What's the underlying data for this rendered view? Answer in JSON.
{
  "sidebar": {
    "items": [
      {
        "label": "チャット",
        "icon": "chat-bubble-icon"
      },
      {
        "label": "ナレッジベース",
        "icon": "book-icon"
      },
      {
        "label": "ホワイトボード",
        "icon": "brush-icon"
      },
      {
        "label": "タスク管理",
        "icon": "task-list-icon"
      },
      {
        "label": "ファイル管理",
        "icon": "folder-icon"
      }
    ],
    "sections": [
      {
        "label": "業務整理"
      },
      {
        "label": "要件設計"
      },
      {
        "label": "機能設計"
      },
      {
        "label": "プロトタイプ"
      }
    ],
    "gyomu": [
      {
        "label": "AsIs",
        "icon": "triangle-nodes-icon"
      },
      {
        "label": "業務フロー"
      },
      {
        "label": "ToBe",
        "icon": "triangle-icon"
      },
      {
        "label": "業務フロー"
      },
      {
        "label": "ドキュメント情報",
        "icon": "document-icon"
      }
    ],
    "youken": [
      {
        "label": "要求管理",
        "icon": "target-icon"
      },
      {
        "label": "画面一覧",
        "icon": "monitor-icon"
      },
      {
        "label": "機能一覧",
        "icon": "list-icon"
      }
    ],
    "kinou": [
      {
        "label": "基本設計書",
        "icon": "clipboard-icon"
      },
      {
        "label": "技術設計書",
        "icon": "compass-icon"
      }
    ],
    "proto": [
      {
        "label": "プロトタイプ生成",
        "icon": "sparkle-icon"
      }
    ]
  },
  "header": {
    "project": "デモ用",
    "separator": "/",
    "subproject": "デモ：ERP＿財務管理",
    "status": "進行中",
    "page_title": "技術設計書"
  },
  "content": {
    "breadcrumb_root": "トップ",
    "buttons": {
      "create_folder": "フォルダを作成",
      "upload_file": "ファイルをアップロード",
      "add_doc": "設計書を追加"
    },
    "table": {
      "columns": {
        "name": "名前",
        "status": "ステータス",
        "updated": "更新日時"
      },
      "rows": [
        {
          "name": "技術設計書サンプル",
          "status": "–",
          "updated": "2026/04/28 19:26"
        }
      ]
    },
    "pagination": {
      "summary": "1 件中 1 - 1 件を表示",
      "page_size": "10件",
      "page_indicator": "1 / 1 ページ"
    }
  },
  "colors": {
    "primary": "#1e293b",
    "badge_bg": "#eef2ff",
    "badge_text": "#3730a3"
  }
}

########

## What is needed
Repeat every line of the material exactly as given.

## Correct answer
What's the underlying data for this rendered view? Answer in JSON.
{
  "sidebar": {
    "items": [
      {
        "label": "チャット",
        "icon": "chat-bubble-icon"
      },
      {
        "label": "ナレッジベース",
        "icon": "book-icon"
      },
      {
        "label": "ホワイトボード",
        "icon": "brush-icon"
      },
      {
        "label": "タスク管理",
        "icon": "task-list-icon"
      },
      {
        "label": "ファイル管理",
        "icon": "folder-icon"
      }
    ],
    "sections": [
      {
        "label": "業務整理"
      },
      {
        "label": "要件設計"
      },
      {
        "label": "機能設計"
      },
      {
        "label": "プロトタイプ"
      }
    ],
    "gyomu": [
      {
        "label": "AsIs",
        "icon": "triangle-nodes-icon"
      },
      {
        "label": "業務フロー"
      },
      {
        "label": "ToBe",
        "icon": "triangle-icon"
      },
      {
        "label": "業務フロー"
      },
      {
        "label": "ドキュメント情報",
        "icon": "document-icon"
      }
    ],
    "youken": [
      {
        "label": "要求管理",
        "icon": "target-icon"
      },
      {
        "label": "画面一覧",
        "icon": "monitor-icon"
      },
      {
        "label": "機能一覧",
        "icon": "list-icon"
      }
    ],
    "kinou": [
      {
        "label": "基本設計書",
        "icon": "clipboard-icon"
      },
      {
        "label": "技術設計書",
        "icon": "compass-icon"
      }
    ],
    "proto": [
      {
        "label": "プロトタイプ生成",
        "icon": "sparkle-icon"
      }
    ]
  },
  "header": {
    "project": "デモ用",
    "separator": "/",
    "subproject": "デモ：ERP＿財務管理",
    "status": "進行中",
    "page_title": "技術設計書"
  },
  "content": {
    "breadcrumb_root": "トップ",
    "buttons": {
      "create_folder": "フォルダを作成",
      "upload_file": "ファイルをアップロード",
      "add_doc": "設計書を追加"
    },
    "table": {
      "columns": {
        "name": "名前",
        "status": "ステータス",
        "updated": "更新日時"
      },
      "rows": [
        {
          "name": "技術設計書サンプル",
          "status": "–",
          "updated": "2026/04/28 19:26"
        }
      ]
    },
    "pagination": {
      "summary": "1 件中 1 - 1 件を表示",
      "page_size": "10件",
      "page_indicator": "1 / 1 ページ"
    }
  },
  "colors": {
    "primary": "#1e293b",
    "badge_bg": "#eef2ff",
    "badge_text": "#3730a3"
  }
}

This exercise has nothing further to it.